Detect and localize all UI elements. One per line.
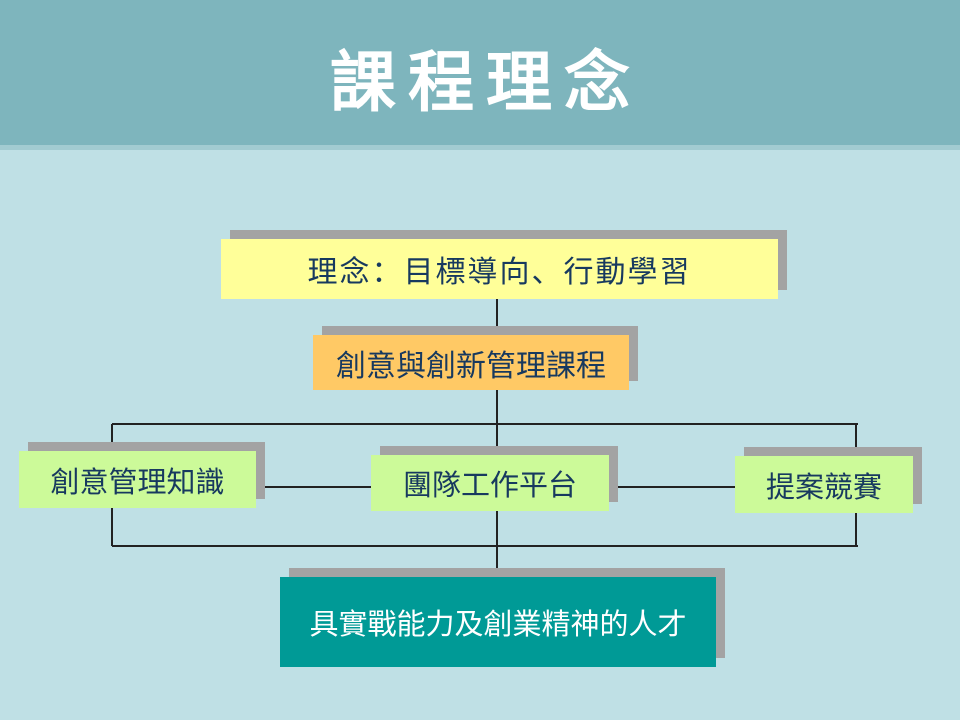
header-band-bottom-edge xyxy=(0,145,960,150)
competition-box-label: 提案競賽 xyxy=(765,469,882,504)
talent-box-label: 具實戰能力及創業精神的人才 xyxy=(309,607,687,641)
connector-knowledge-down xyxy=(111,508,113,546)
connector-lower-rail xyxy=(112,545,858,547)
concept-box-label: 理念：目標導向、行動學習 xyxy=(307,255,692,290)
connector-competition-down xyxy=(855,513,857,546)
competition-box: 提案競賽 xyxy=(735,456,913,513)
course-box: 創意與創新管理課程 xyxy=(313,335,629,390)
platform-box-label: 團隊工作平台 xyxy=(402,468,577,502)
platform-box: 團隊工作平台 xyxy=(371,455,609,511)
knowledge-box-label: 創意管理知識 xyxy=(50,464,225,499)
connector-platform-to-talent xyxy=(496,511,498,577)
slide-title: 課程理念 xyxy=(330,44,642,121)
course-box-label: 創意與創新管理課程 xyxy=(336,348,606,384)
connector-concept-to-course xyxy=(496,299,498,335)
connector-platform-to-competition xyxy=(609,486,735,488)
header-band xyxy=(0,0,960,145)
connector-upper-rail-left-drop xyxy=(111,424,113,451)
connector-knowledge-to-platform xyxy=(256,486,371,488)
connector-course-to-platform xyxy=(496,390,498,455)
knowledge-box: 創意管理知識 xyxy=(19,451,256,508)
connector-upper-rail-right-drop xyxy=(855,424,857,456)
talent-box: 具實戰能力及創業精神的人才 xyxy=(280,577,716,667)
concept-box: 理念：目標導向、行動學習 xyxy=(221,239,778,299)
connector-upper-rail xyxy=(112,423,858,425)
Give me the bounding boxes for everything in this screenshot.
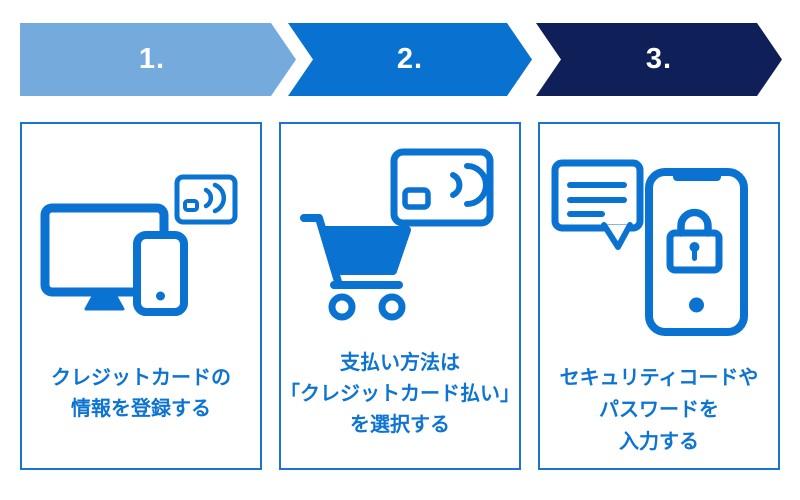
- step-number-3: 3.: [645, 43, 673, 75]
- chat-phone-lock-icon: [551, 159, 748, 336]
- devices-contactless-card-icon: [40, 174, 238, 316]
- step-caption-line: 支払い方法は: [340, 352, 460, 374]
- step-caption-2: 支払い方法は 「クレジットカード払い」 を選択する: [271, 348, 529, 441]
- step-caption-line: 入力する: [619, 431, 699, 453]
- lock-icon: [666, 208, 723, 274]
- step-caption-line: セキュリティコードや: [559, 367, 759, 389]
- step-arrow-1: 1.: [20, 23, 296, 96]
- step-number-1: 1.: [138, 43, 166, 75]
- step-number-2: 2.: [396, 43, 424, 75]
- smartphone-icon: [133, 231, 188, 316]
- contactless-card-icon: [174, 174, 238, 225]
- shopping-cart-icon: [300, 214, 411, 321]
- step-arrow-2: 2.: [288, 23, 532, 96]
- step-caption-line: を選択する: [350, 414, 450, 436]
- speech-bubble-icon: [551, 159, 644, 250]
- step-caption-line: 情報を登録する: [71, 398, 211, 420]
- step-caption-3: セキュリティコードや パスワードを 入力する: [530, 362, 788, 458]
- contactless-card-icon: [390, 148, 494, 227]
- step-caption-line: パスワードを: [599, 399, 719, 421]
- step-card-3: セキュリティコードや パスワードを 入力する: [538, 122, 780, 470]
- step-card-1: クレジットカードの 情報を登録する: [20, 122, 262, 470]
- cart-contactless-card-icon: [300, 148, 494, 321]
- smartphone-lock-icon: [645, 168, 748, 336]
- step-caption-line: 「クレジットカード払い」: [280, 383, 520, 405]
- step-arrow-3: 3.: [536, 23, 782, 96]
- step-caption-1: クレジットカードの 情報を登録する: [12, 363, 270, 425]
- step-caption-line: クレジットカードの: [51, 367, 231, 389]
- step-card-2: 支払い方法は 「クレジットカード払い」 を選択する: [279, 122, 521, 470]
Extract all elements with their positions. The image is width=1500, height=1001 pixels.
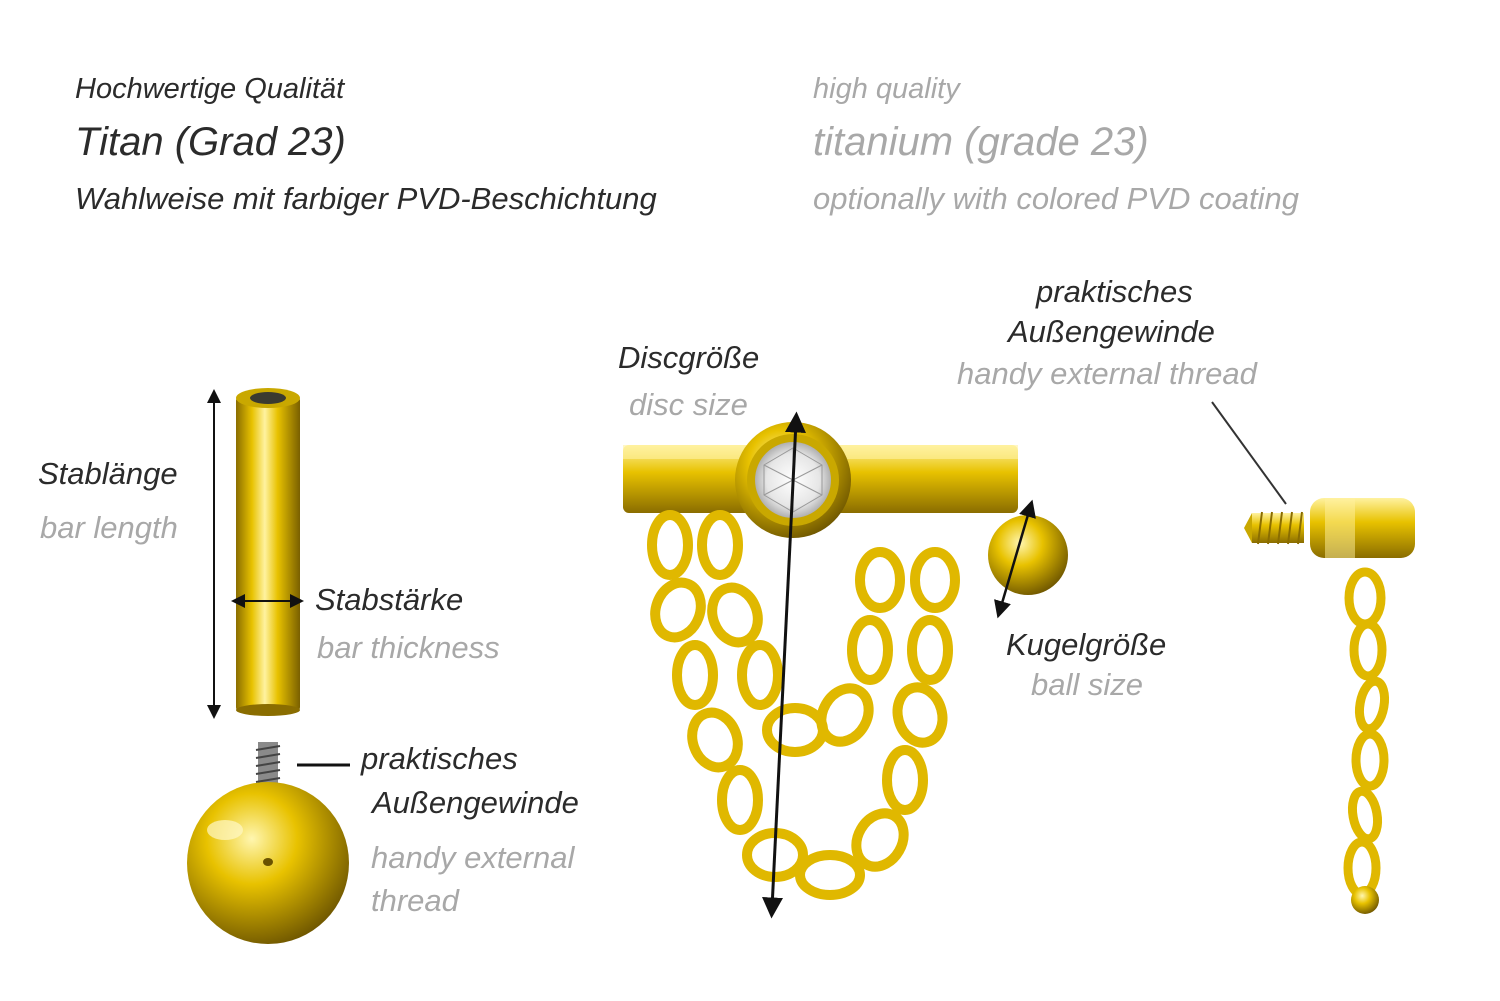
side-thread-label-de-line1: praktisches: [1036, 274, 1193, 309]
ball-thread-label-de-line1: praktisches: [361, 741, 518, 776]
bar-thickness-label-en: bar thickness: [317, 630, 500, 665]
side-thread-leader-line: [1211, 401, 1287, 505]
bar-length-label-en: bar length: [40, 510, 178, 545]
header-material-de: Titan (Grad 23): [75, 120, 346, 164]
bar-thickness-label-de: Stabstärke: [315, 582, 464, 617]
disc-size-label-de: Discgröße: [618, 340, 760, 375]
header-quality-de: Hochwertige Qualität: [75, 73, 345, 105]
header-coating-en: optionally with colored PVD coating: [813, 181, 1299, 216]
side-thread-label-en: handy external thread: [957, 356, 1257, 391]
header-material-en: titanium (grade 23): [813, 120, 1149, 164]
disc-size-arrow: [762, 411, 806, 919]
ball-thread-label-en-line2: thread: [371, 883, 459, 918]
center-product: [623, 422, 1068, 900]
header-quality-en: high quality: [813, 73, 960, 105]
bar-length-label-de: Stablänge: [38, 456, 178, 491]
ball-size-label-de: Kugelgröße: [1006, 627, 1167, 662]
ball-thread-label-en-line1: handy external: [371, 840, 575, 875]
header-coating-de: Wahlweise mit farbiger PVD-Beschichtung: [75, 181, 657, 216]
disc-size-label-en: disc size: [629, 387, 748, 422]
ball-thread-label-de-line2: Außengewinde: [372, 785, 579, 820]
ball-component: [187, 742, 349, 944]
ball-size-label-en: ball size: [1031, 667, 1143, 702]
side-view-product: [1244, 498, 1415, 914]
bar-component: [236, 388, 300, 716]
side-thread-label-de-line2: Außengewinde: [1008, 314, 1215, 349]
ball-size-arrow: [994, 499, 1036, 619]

■ **What this task involves**
Please output every line of the records above as a JSON list of strings, one string per line, skipping blank lines and leaving out the pictures.

■ **Task output**
[
  "Detect and localize all UI elements. One per line.",
  "header-band-bottom-edge xyxy=(0,145,960,150)",
  "competition-box-label: 提案競賽 xyxy=(765,469,882,504)",
  "talent-box-label: 具實戰能力及創業精神的人才 xyxy=(309,607,687,641)",
  "connector-knowledge-down xyxy=(111,508,113,546)",
  "connector-lower-rail xyxy=(112,545,858,547)",
  "concept-box-label: 理念：目標導向、行動學習 xyxy=(307,255,692,290)",
  "connector-competition-down xyxy=(855,513,857,546)",
  "competition-box: 提案競賽 xyxy=(735,456,913,513)",
  "course-box: 創意與創新管理課程 xyxy=(313,335,629,390)",
  "platform-box-label: 團隊工作平台 xyxy=(402,468,577,502)",
  "platform-box: 團隊工作平台 xyxy=(371,455,609,511)",
  "knowledge-box-label: 創意管理知識 xyxy=(50,464,225,499)",
  "connector-platform-to-talent xyxy=(496,511,498,577)",
  "slide-title: 課程理念 xyxy=(330,44,642,121)",
  "course-box-label: 創意與創新管理課程 xyxy=(336,348,606,384)",
  "connector-concept-to-course xyxy=(496,299,498,335)",
  "connector-platform-to-competition xyxy=(609,486,735,488)",
  "header-band xyxy=(0,0,960,145)",
  "connector-upper-rail-left-drop xyxy=(111,424,113,451)",
  "connector-knowledge-to-platform xyxy=(256,486,371,488)",
  "connector-course-to-platform xyxy=(496,390,498,455)",
  "knowledge-box: 創意管理知識 xyxy=(19,451,256,508)",
  "connector-upper-rail-right-drop xyxy=(855,424,857,456)",
  "talent-box: 具實戰能力及創業精神的人才 xyxy=(280,577,716,667)",
  "concept-box: 理念：目標導向、行動學習 xyxy=(221,239,778,299)",
  "connector-upper-rail xyxy=(112,423,858,425)",
  "Give me the bounding boxes for everything in this screenshot.",
  "- step-number-3: 3.: [645, 43, 673, 75]",
  "- chat-phone-lock-icon: [551, 159, 748, 336]",
  "- devices-contactless-card-icon: [40, 174, 238, 316]",
  "- step-caption-line: 支払い方法は: [340, 352, 460, 374]",
  "- step-caption-2: 支払い方法は 「クレジットカード払い」 を選択する: [271, 348, 529, 441]",
  "- step-caption-line: 入力する: [619, 431, 699, 453]",
  "- lock-icon: [666, 208, 723, 274]",
  "- step-caption-line: セキュリティコードや: [559, 367, 759, 389]",
  "- step-arrow-1: 1.: [20, 23, 296, 96]",
  "- step-number-1: 1.: [138, 43, 166, 75]",
  "- step-number-2: 2.: [396, 43, 424, 75]",
  "- smartphone-icon: [133, 231, 188, 316]",
  "- contactless-card-icon: [174, 174, 238, 225]",
  "- shopping-cart-icon: [300, 214, 411, 321]",
  "- step-arrow-2: 2.: [288, 23, 532, 96]",
  "- step-caption-line: を選択する: [350, 414, 450, 436]",
  "- speech-bubble-icon: [551, 159, 644, 250]",
  "- step-caption-line: 情報を登録する: [71, 398, 211, 420]",
  "- step-caption-3: セキュリティコードや パスワードを 入力する: [530, 362, 788, 458]",
  "- contactless-card-icon: [390, 148, 494, 227]",
  "- step-caption-line: パスワードを: [599, 399, 719, 421]",
  "- step-card-3: セキュリティコードや パスワードを 入力する: [538, 122, 780, 470]",
  "- step-card-1: クレジットカードの 情報を登録する: [20, 122, 262, 470]",
  "- cart-contactless-card-icon: [300, 148, 494, 321]",
  "- smartphone-lock-icon: [645, 168, 748, 336]",
  "- step-caption-line: 「クレジットカード払い」: [280, 383, 520, 405]",
  "- step-arrow-3: 3.: [536, 23, 782, 96]",
  "- step-caption-1: クレジットカードの 情報を登録する: [12, 363, 270, 425]",
  "- step-caption-line: クレジットカードの: [51, 367, 231, 389]",
  "- step-card-2: 支払い方法は 「クレジットカード払い」 を選択する: [279, 122, 521, 470]",
  "Extract all elements with their positions. The image is width=1500, height=1001 pixels.",
  "side-thread-label-de-line1: praktisches: [1036, 274, 1193, 309]",
  "ball-thread-label-de-line1: praktisches: [361, 741, 518, 776]",
  "bar-thickness-label-en: bar thickness: [317, 630, 500, 665]",
  "side-thread-leader-line: [1211, 401, 1287, 505]",
  "bar-length-label-en: bar length: [40, 510, 178, 545]",
  "header-material-de: Titan (Grad 23): [75, 120, 346, 164]",
  "bar-thickness-label-de: Stabstärke: [315, 582, 464, 617]",
  "disc-size-label-de: Discgröße: [618, 340, 760, 375]",
  "header-quality-de: Hochwertige Qualität: [75, 73, 345, 105]",
  "header-coating-en: optionally with colored PVD coating: [813, 181, 1299, 216]",
  "side-thread-label-en: handy external thread: [957, 356, 1257, 391]",
  "header-material-en: titanium (grade 23): [813, 120, 1149, 164]",
  "disc-size-arrow: [762, 411, 806, 919]",
  "ball-thread-label-en-line2: thread: [371, 883, 459, 918]",
  "center-product: [623, 422, 1068, 900]",
  "header-quality-en: high quality: [813, 73, 960, 105]",
  "bar-length-label-de: Stablänge: [38, 456, 178, 491]",
  "ball-size-label-de: Kugelgröße: [1006, 627, 1167, 662]",
  "ball-thread-label-en-line1: handy external: [371, 840, 575, 875]",
  "header-coating-de: Wahlweise mit farbiger PVD-Beschichtung: [75, 181, 657, 216]",
  "disc-size-label-en: disc size: [629, 387, 748, 422]",
  "ball-thread-label-de-line2: Außengewinde: [372, 785, 579, 820]",
  "ball-component: [187, 742, 349, 944]",
  "ball-size-label-en: ball size: [1031, 667, 1143, 702]",
  "side-view-product: [1244, 498, 1415, 914]",
  "bar-component: [236, 388, 300, 716]",
  "side-thread-label-de-line2: Außengewinde: [1008, 314, 1215, 349]",
  "ball-size-arrow: [994, 499, 1036, 619]"
]